■ Task instructions ■
Give every line from the start of the rows through the line containing "heatmap-cell: [332, 438, 341, 448]", both ends included, as a JSON list of strings with one string per line and no blank lines.

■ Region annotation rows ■
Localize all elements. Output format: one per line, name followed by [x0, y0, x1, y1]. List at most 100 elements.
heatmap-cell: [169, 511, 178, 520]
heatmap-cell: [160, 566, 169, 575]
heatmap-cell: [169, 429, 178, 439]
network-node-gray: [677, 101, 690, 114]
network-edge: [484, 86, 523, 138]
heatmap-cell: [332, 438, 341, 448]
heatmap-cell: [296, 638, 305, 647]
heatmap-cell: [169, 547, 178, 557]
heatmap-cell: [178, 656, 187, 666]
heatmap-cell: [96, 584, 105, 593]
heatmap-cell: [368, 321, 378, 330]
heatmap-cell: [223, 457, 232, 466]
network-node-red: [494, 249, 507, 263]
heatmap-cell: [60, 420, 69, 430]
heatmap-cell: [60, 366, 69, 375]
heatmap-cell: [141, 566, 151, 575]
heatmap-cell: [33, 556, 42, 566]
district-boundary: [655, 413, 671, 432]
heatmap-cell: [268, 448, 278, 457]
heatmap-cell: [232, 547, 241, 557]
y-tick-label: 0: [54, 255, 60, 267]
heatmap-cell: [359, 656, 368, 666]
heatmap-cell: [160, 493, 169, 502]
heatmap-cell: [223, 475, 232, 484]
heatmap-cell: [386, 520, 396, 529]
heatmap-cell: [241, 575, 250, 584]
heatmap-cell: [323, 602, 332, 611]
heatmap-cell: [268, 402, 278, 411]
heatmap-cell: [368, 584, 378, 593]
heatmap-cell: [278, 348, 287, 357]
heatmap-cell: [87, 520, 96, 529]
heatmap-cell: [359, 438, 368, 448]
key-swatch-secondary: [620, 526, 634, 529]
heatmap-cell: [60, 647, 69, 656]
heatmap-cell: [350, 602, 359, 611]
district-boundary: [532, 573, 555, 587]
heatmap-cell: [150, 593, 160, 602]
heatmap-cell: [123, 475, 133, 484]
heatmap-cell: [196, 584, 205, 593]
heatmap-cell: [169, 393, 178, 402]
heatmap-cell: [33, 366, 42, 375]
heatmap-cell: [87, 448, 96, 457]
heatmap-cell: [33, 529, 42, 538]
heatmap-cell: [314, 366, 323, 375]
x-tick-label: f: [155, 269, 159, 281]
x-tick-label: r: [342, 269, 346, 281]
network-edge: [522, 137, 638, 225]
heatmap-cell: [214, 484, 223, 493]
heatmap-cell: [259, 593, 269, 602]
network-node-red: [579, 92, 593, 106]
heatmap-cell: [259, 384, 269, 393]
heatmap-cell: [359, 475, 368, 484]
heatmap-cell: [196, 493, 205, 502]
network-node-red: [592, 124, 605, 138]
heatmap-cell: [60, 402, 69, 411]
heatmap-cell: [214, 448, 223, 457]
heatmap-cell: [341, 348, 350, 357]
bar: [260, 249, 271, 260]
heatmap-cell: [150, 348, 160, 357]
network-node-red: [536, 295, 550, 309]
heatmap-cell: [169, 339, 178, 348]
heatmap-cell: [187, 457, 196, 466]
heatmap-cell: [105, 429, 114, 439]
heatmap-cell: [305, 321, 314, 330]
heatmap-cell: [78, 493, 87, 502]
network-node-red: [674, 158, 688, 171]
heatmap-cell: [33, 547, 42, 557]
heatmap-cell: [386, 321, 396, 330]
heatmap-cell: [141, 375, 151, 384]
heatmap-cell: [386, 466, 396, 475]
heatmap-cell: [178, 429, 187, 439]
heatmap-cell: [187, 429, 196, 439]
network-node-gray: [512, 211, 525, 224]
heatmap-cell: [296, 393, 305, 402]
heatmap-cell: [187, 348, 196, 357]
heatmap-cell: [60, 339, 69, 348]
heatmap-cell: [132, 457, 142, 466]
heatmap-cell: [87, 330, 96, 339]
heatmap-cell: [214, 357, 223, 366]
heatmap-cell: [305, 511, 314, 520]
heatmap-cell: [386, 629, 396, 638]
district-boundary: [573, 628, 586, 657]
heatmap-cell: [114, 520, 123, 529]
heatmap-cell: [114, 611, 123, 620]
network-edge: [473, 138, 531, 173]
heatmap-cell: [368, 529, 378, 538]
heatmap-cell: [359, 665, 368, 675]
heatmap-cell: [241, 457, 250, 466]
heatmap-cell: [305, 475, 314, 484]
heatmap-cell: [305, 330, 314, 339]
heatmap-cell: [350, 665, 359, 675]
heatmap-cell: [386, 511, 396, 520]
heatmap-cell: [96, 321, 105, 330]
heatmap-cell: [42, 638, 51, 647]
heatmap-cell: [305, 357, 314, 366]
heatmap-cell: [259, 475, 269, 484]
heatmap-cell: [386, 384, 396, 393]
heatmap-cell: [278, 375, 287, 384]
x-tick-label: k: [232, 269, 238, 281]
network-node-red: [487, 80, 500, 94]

■ Final result ■
[
  "Localize all elements. Output format: one per line, name followed by [x0, y0, x1, y1]. List at most 100 elements.",
  "heatmap-cell: [169, 511, 178, 520]",
  "heatmap-cell: [160, 566, 169, 575]",
  "heatmap-cell: [169, 429, 178, 439]",
  "network-node-gray: [677, 101, 690, 114]",
  "network-edge: [484, 86, 523, 138]",
  "heatmap-cell: [332, 438, 341, 448]"
]